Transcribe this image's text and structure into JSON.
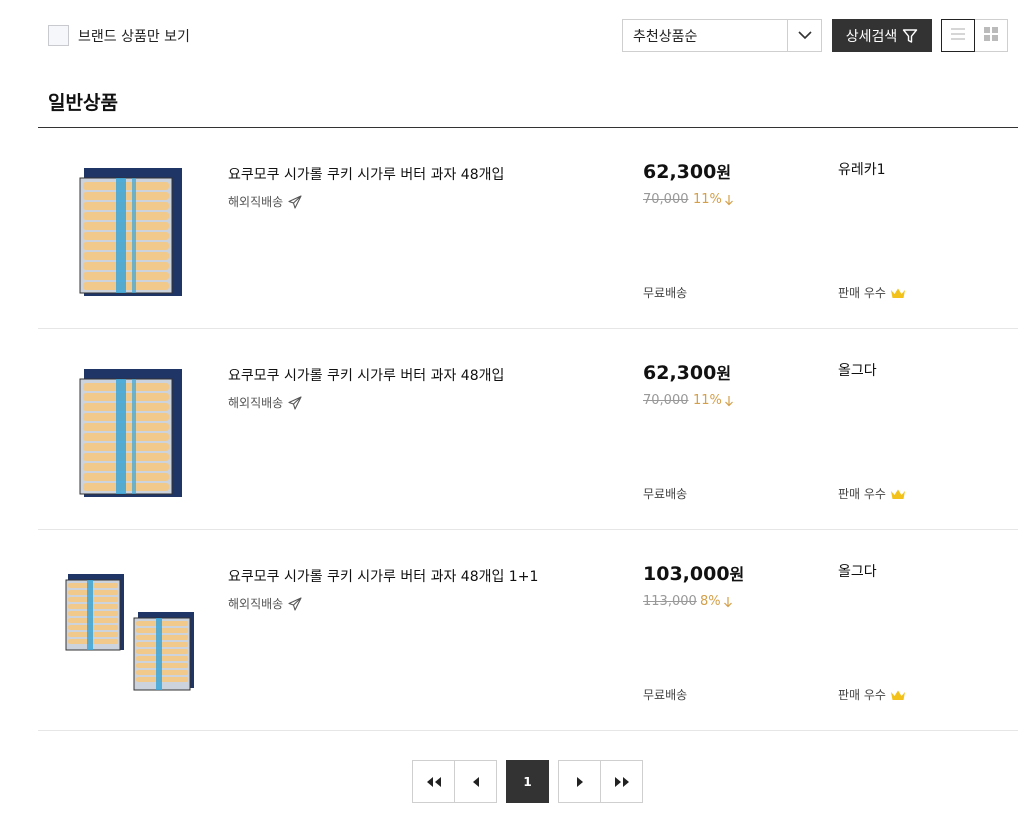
{
  "filters": {
    "brand_only_label": "브랜드 상품만 보기",
    "sort_selected": "추천상품순",
    "detail_search_label": "상세검색"
  },
  "section_title": "일반상품",
  "products": [
    {
      "name": "요쿠모쿠 시가롤 쿠키 시가루 버터 과자 48개입",
      "shipping_tag": "해외직배송",
      "price": "62,300",
      "price_unit": "원",
      "original_price": "70,000",
      "discount": "11%",
      "delivery": "무료배송",
      "seller": "유레카1",
      "seller_badge": "판매 우수"
    },
    {
      "name": "요쿠모쿠 시가롤 쿠키 시가루 버터 과자 48개입",
      "shipping_tag": "해외직배송",
      "price": "62,300",
      "price_unit": "원",
      "original_price": "70,000",
      "discount": "11%",
      "delivery": "무료배송",
      "seller": "올그다",
      "seller_badge": "판매 우수"
    },
    {
      "name": "요쿠모쿠 시가롤 쿠키 시가루 버터 과자 48개입 1+1",
      "shipping_tag": "해외직배송",
      "price": "103,000",
      "price_unit": "원",
      "original_price": "113,000",
      "discount": "8%",
      "delivery": "무료배송",
      "seller": "올그다",
      "seller_badge": "판매 우수"
    }
  ],
  "pagination": {
    "current_page": "1"
  },
  "colors": {
    "discount": "#d4a04a",
    "dark_button": "#333333",
    "crown": "#f2c21b",
    "package_navy": "#1f3566",
    "cookie": "#f1c98b",
    "ribbon": "#3aa5d8"
  }
}
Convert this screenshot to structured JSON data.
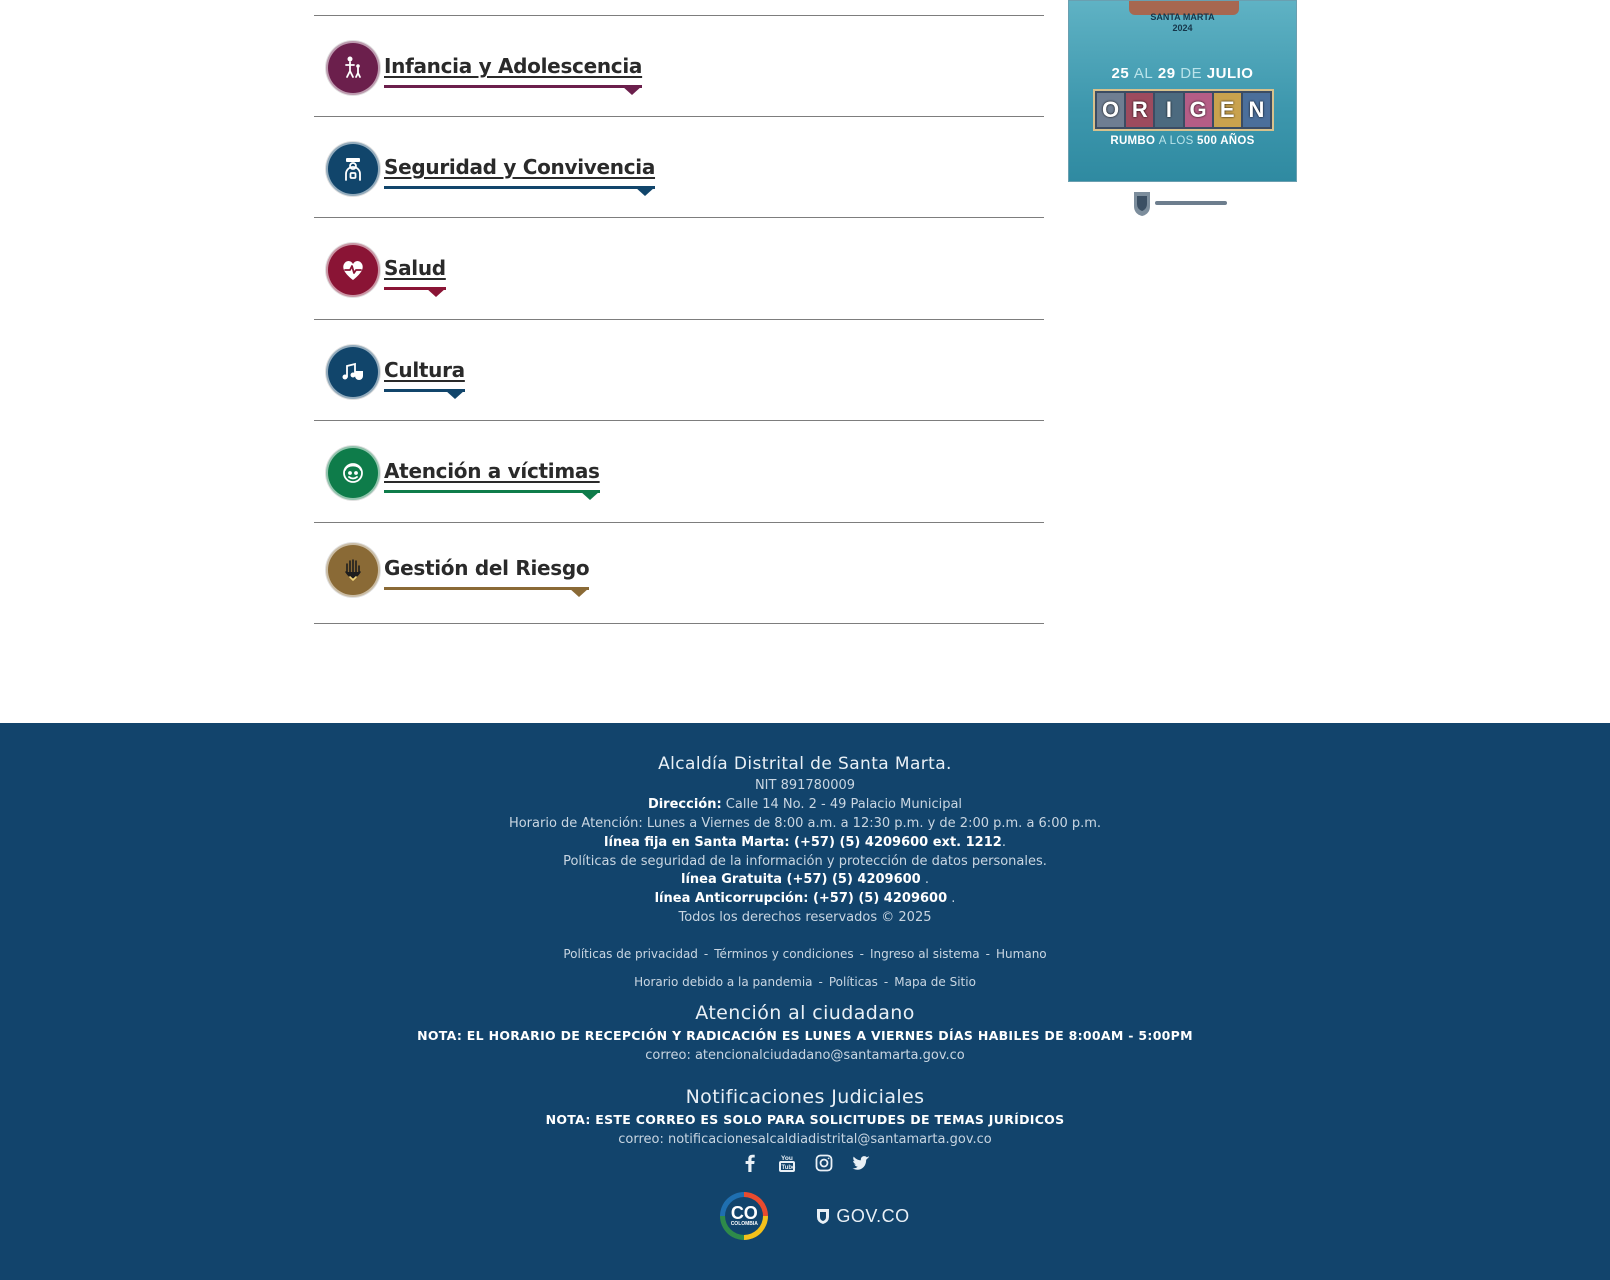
{
  "sections": [
    {
      "id": "infancia",
      "title": "Infancia y Adolescencia",
      "color": "#6b1f4c",
      "icon": "children-icon"
    },
    {
      "id": "seguridad",
      "title": "Seguridad y Convivencia",
      "color": "#11456b",
      "icon": "police-officer-icon"
    },
    {
      "id": "salud",
      "title": "Salud",
      "color": "#8a1435",
      "icon": "heart-pulse-icon"
    },
    {
      "id": "cultura",
      "title": "Cultura",
      "color": "#11456b",
      "icon": "music-theater-icon"
    },
    {
      "id": "victimas",
      "title": "Atención a víctimas",
      "color": "#0e7c4a",
      "icon": "victim-face-icon"
    },
    {
      "id": "riesgo",
      "title": "Gestión del Riesgo",
      "color": "#8a6a36",
      "icon": "hand-shield-icon"
    }
  ],
  "poster": {
    "city": "SANTA MARTA",
    "year": "2024",
    "dates_start": "25",
    "dates_al": "AL",
    "dates_end": "29",
    "dates_de": "DE",
    "dates_month": "JULIO",
    "word_letters": [
      "O",
      "R",
      "I",
      "G",
      "E",
      "N"
    ],
    "tag_a": "RUMBO",
    "tag_b": "A LOS",
    "tag_c": "500 AÑOS"
  },
  "footer": {
    "org_name": "Alcaldía Distrital de Santa Marta.",
    "nit": "NIT 891780009",
    "address_label": "Dirección:",
    "address_value": " Calle 14 No. 2 - 49 Palacio Municipal",
    "hours": "Horario de Atención: Lunes a Viernes de 8:00 a.m. a 12:30 p.m. y de 2:00 p.m. a 6:00 p.m.",
    "landline": "línea fija en Santa Marta: (+57) (5) 4209600 ext. 1212",
    "landline_end": ".",
    "privacy_policy": "Políticas de seguridad de la información y protección de datos personales.",
    "free_line": "línea Gratuita (+57) (5) 4209600",
    "free_line_end": " .",
    "anticorruption": "línea Anticorrupción: (+57) (5) 4209600",
    "anticorruption_end": " .",
    "rights": "Todos los derechos reservados © 2025",
    "links_row1": [
      "Políticas de privacidad",
      "Términos y condiciones",
      "Ingreso al sistema",
      "Humano"
    ],
    "links_row2": [
      "Horario debido a la pandemia",
      "Políticas",
      "Mapa de Sitio"
    ],
    "citizen_heading": "Atención al ciudadano",
    "citizen_note": "NOTA: EL HORARIO DE RECEPCIÓN Y RADICACIÓN ES LUNES A VIERNES DÍAS HABILES DE 8:00AM - 5:00PM",
    "citizen_email": "correo: atencionalciudadano@santamarta.gov.co",
    "judicial_heading": "Notificaciones Judiciales",
    "judicial_note": "NOTA: ESTE CORREO ES SOLO PARA SOLICITUDES DE TEMAS JURÍDICOS",
    "judicial_email": "correo: notificacionesalcaldiadistrital@santamarta.gov.co",
    "social": [
      "facebook-icon",
      "youtube-icon",
      "instagram-icon",
      "twitter-icon"
    ],
    "co_badge_text": "CO",
    "co_badge_sub": "COLOMBIA",
    "gov_text": "GOV.CO"
  }
}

## What you should do
Pictures in the records above are not copied; print everything else exactly.

## Result
Transcribe this image's text and structure into JSON.
{
  "filters": {
    "brand_only_label": "브랜드 상품만 보기",
    "sort_selected": "추천상품순",
    "detail_search_label": "상세검색"
  },
  "section_title": "일반상품",
  "products": [
    {
      "name": "요쿠모쿠 시가롤 쿠키 시가루 버터 과자 48개입",
      "shipping_tag": "해외직배송",
      "price": "62,300",
      "price_unit": "원",
      "original_price": "70,000",
      "discount": "11%",
      "delivery": "무료배송",
      "seller": "유레카1",
      "seller_badge": "판매 우수"
    },
    {
      "name": "요쿠모쿠 시가롤 쿠키 시가루 버터 과자 48개입",
      "shipping_tag": "해외직배송",
      "price": "62,300",
      "price_unit": "원",
      "original_price": "70,000",
      "discount": "11%",
      "delivery": "무료배송",
      "seller": "올그다",
      "seller_badge": "판매 우수"
    },
    {
      "name": "요쿠모쿠 시가롤 쿠키 시가루 버터 과자 48개입 1+1",
      "shipping_tag": "해외직배송",
      "price": "103,000",
      "price_unit": "원",
      "original_price": "113,000",
      "discount": "8%",
      "delivery": "무료배송",
      "seller": "올그다",
      "seller_badge": "판매 우수"
    }
  ],
  "pagination": {
    "current_page": "1"
  },
  "colors": {
    "discount": "#d4a04a",
    "dark_button": "#333333",
    "crown": "#f2c21b",
    "package_navy": "#1f3566",
    "cookie": "#f1c98b",
    "ribbon": "#3aa5d8"
  }
}
Convert this screenshot to structured JSON data.
{
  "sections": [
    {
      "id": "infancia",
      "title": "Infancia y Adolescencia",
      "color": "#6b1f4c",
      "icon": "children-icon"
    },
    {
      "id": "seguridad",
      "title": "Seguridad y Convivencia",
      "color": "#11456b",
      "icon": "police-officer-icon"
    },
    {
      "id": "salud",
      "title": "Salud",
      "color": "#8a1435",
      "icon": "heart-pulse-icon"
    },
    {
      "id": "cultura",
      "title": "Cultura",
      "color": "#11456b",
      "icon": "music-theater-icon"
    },
    {
      "id": "victimas",
      "title": "Atención a víctimas",
      "color": "#0e7c4a",
      "icon": "victim-face-icon"
    },
    {
      "id": "riesgo",
      "title": "Gestión del Riesgo",
      "color": "#8a6a36",
      "icon": "hand-shield-icon"
    }
  ],
  "poster": {
    "city": "SANTA MARTA",
    "year": "2024",
    "dates_start": "25",
    "dates_al": "AL",
    "dates_end": "29",
    "dates_de": "DE",
    "dates_month": "JULIO",
    "word_letters": [
      "O",
      "R",
      "I",
      "G",
      "E",
      "N"
    ],
    "tag_a": "RUMBO",
    "tag_b": "A LOS",
    "tag_c": "500 AÑOS"
  },
  "footer": {
    "org_name": "Alcaldía Distrital de Santa Marta.",
    "nit": "NIT 891780009",
    "address_label": "Dirección:",
    "address_value": " Calle 14 No. 2 - 49 Palacio Municipal",
    "hours": "Horario de Atención: Lunes a Viernes de 8:00 a.m. a 12:30 p.m. y de 2:00 p.m. a 6:00 p.m.",
    "landline": "línea fija en Santa Marta: (+57) (5) 4209600 ext. 1212",
    "landline_end": ".",
    "privacy_policy": "Políticas de seguridad de la información y protección de datos personales.",
    "free_line": "línea Gratuita (+57) (5) 4209600",
    "free_line_end": " .",
    "anticorruption": "línea Anticorrupción: (+57) (5) 4209600",
    "anticorruption_end": " .",
    "rights": "Todos los derechos reservados © 2025",
    "links_row1": [
      "Políticas de privacidad",
      "Términos y condiciones",
      "Ingreso al sistema",
      "Humano"
    ],
    "links_row2": [
      "Horario debido a la pandemia",
      "Políticas",
      "Mapa de Sitio"
    ],
    "citizen_heading": "Atención al ciudadano",
    "citizen_note": "NOTA: EL HORARIO DE RECEPCIÓN Y RADICACIÓN ES LUNES A VIERNES DÍAS HABILES DE 8:00AM - 5:00PM",
    "citizen_email": "correo: atencionalciudadano@santamarta.gov.co",
    "judicial_heading": "Notificaciones Judiciales",
    "judicial_note": "NOTA: ESTE CORREO ES SOLO PARA SOLICITUDES DE TEMAS JURÍDICOS",
    "judicial_email": "correo: notificacionesalcaldiadistrital@santamarta.gov.co",
    "social": [
      "facebook-icon",
      "youtube-icon",
      "instagram-icon",
      "twitter-icon"
    ],
    "co_badge_text": "CO",
    "co_badge_sub": "COLOMBIA",
    "gov_text": "GOV.CO"
  }
}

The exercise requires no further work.